* PROBLEM REQUIREMENTS
Retype all the records with nothing changed.
----
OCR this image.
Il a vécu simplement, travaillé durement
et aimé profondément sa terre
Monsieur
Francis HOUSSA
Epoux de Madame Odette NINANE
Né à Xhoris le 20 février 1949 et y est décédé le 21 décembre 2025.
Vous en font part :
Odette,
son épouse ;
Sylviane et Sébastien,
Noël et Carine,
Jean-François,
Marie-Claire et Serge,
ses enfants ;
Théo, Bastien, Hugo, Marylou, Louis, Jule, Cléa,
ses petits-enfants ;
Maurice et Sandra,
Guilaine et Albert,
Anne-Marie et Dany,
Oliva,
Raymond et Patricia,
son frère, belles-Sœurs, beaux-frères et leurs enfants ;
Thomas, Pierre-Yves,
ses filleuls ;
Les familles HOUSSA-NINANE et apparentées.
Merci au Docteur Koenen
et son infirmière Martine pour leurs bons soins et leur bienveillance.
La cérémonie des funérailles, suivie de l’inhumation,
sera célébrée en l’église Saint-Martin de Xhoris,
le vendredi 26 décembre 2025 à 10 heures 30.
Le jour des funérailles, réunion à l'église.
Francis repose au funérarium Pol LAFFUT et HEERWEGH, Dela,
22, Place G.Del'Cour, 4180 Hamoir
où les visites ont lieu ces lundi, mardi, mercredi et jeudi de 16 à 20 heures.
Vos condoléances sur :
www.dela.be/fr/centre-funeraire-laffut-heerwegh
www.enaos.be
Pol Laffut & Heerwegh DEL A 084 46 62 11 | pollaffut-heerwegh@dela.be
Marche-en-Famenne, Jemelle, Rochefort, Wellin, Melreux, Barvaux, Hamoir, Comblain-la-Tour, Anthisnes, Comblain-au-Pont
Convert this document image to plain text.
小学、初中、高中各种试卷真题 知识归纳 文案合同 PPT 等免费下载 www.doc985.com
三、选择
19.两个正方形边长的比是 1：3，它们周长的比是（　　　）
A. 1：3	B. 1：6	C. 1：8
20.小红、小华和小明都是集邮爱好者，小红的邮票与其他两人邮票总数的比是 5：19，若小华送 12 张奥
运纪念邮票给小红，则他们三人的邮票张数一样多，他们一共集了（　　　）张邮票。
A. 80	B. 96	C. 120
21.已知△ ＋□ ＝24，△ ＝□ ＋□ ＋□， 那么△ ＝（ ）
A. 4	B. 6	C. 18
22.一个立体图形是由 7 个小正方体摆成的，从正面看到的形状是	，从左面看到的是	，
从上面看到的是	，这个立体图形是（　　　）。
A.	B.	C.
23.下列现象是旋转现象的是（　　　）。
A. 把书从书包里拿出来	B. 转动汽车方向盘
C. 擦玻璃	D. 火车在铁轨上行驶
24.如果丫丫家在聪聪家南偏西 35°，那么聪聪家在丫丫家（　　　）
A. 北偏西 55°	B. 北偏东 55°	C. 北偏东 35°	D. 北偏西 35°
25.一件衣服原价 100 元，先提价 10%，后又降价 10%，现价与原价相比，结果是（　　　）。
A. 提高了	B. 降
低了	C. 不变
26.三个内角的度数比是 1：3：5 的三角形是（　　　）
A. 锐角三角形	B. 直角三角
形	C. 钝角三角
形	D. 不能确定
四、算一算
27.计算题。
----
* EXERCISE OUTPUT
OCR this image.
Il a vécu simplement, travaillé durement
et aimé profondément sa terre
Monsieur
Francis HOUSSA
Epoux de Madame Odette NINANE
Né à Xhoris le 20 février 1949 et y est décédé le 21 décembre 2025.
Vous en font part :
Odette,
son épouse ;
Sylviane et Sébastien,
Noël et Carine,
Jean-François,
Marie-Claire et Serge,
ses enfants ;
Théo, Bastien, Hugo, Marylou, Louis, Jule, Cléa,
ses petits-enfants ;
Maurice et Sandra,
Guilaine et Albert,
Anne-Marie et Dany,
Oliva,
Raymond et Patricia,
son frère, belles-Sœurs, beaux-frères et leurs enfants ;
Thomas, Pierre-Yves,
ses filleuls ;
Les familles HOUSSA-NINANE et apparentées.
Merci au Docteur Koenen
et son infirmière Martine pour leurs bons soins et leur bienveillance.
La cérémonie des funérailles, suivie de l’inhumation,
sera célébrée en l’église Saint-Martin de Xhoris,
le vendredi 26 décembre 2025 à 10 heures 30.
Le jour des funérailles, réunion à l'église.
Francis repose au funérarium Pol LAFFUT et HEERWEGH, Dela,
22, Place G.Del'Cour, 4180 Hamoir
où les visites ont lieu ces lundi, mardi, mercredi et jeudi de 16 à 20 heures.
Vos condoléances sur :
www.dela.be/fr/centre-funeraire-laffut-heerwegh
www.enaos.be
Pol Laffut & Heerwegh DEL A 084 46 62 11 | pollaffut-heerwegh@dela.be
Marche-en-Famenne, Jemelle, Rochefort, Wellin, Melreux, Barvaux, Hamoir, Comblain-la-Tour, Anthisnes, Comblain-au-Pont
Convert this document image to plain text.
小学、初中、高中各种试卷真题 知识归纳 文案合同 PPT 等免费下载 www.doc985.com
三、选择
19.两个正方形边长的比是 1：3，它们周长的比是（　　　）
A. 1：3	B. 1：6	C. 1：8
20.小红、小华和小明都是集邮爱好者，小红的邮票与其他两人邮票总数的比是 5：19，若小华送 12 张奥
运纪念邮票给小红，则他们三人的邮票张数一样多，他们一共集了（　　　）张邮票。
A. 80	B. 96	C. 120
21.已知△ ＋□ ＝24，△ ＝□ ＋□ ＋□， 那么△ ＝（ ）
A. 4	B. 6	C. 18
22.一个立体图形是由 7 个小正方体摆成的，从正面看到的形状是	，从左面看到的是	，
从上面看到的是	，这个立体图形是（　　　）。
A.	B.	C.
23.下列现象是旋转现象的是（　　　）。
A. 把书从书包里拿出来	B. 转动汽车方向盘
C. 擦玻璃	D. 火车在铁轨上行驶
24.如果丫丫家在聪聪家南偏西 35°，那么聪聪家在丫丫家（　　　）
A. 北偏西 55°	B. 北偏东 55°	C. 北偏东 35°	D. 北偏西 35°
25.一件衣服原价 100 元，先提价 10%，后又降价 10%，现价与原价相比，结果是（　　　）。
A. 提高了	B. 降
低了	C. 不变
26.三个内角的度数比是 1：3：5 的三角形是（　　　）
A. 锐角三角形	B. 直角三角
形	C. 钝角三角
形	D. 不能确定
四、算一算
27.计算题。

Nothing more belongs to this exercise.